▸ Problem to solve
Select every line below containing the word "وزير".

■ ■ ■ ■ ■

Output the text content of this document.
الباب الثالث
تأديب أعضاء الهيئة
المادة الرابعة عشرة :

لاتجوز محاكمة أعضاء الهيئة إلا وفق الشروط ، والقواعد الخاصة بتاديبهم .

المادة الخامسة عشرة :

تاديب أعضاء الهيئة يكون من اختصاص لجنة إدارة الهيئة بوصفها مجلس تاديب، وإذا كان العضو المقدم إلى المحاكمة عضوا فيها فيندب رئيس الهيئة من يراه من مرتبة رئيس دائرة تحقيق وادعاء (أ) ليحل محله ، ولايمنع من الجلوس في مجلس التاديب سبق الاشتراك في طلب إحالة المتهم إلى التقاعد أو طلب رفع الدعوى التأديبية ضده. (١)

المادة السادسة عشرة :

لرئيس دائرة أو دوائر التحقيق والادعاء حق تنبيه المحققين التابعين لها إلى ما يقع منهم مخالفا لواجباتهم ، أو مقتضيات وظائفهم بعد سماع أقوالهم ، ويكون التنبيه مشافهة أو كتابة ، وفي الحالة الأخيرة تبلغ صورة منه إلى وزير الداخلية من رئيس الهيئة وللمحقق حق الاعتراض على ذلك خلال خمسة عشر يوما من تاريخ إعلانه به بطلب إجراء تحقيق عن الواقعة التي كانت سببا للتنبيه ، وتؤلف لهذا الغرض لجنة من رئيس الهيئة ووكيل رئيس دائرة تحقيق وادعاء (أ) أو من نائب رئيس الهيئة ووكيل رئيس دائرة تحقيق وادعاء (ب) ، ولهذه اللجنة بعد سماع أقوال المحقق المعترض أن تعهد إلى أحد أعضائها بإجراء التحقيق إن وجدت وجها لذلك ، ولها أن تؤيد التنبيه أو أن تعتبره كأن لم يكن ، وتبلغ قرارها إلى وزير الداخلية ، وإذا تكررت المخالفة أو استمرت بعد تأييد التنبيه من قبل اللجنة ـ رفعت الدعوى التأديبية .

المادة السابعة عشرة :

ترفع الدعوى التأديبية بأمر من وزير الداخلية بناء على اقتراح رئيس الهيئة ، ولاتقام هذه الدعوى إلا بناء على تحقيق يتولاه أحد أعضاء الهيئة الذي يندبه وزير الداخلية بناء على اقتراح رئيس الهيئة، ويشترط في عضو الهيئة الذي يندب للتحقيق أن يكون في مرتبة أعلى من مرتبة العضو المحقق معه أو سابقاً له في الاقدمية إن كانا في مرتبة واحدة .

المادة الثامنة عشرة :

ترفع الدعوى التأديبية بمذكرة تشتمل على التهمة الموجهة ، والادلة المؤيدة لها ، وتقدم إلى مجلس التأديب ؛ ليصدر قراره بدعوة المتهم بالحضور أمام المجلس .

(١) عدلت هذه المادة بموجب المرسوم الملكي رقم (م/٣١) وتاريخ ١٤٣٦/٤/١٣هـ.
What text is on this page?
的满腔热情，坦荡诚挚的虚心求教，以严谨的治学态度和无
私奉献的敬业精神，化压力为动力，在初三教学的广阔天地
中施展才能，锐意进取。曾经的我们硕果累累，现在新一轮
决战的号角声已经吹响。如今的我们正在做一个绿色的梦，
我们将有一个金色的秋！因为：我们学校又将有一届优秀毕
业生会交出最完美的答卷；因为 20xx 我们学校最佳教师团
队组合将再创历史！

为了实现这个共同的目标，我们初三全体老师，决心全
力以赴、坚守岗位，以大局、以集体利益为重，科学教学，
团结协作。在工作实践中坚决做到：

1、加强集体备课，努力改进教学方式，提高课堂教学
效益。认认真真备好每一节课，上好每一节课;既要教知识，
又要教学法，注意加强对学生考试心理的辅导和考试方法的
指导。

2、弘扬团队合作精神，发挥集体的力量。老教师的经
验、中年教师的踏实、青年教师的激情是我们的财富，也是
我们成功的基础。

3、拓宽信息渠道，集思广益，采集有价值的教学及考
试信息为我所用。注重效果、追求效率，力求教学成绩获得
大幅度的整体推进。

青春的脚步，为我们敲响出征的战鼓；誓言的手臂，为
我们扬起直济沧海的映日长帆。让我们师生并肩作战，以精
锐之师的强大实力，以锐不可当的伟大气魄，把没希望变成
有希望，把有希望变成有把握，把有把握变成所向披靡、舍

■ ■ ■ ■ ■

▸ Exercise answer
لرئيس دائرة أو دوائر التحقيق والادعاء حق تنبيه المحققين التابعين لها إلى ما يقع منهم مخالفا لواجباتهم ، أو مقتضيات وظائفهم بعد سماع أقوالهم ، ويكون التنبيه مشافهة أو كتابة ، وفي الحالة الأخيرة تبلغ صورة منه إلى وزير الداخلية من رئيس الهيئة وللمحقق حق الاعتراض على ذلك خلال خمسة عشر يوما من تاريخ إعلانه به بطلب إجراء تحقيق عن الواقعة التي كانت سببا للتنبيه ، وتؤلف لهذا الغرض لجنة من رئيس الهيئة ووكيل رئيس دائرة تحقيق وادعاء (أ) أو من نائب رئيس الهيئة ووكيل رئيس دائرة تحقيق وادعاء (ب) ، ولهذه اللجنة بعد سماع أقوال المحقق المعترض أن تعهد إلى أحد أعضائها بإجراء التحقيق إن وجدت وجها لذلك ، ولها أن تؤيد التنبيه أو أن تعتبره كأن لم يكن ، وتبلغ قرارها إلى وزير الداخلية ، وإذا تكررت المخالفة أو استمرت بعد تأييد التنبيه من قبل اللجنة ـ رفعت الدعوى التأديبية .
ترفع الدعوى التأديبية بأمر من وزير الداخلية بناء على اقتراح رئيس الهيئة ، ولاتقام هذه الدعوى إلا بناء على تحقيق يتولاه أحد أعضاء الهيئة الذي يندبه وزير الداخلية بناء على اقتراح رئيس الهيئة، ويشترط في عضو الهيئة الذي يندب للتحقيق أن يكون في مرتبة أعلى من مرتبة العضو المحقق معه أو سابقاً له في الاقدمية إن كانا في مرتبة واحدة .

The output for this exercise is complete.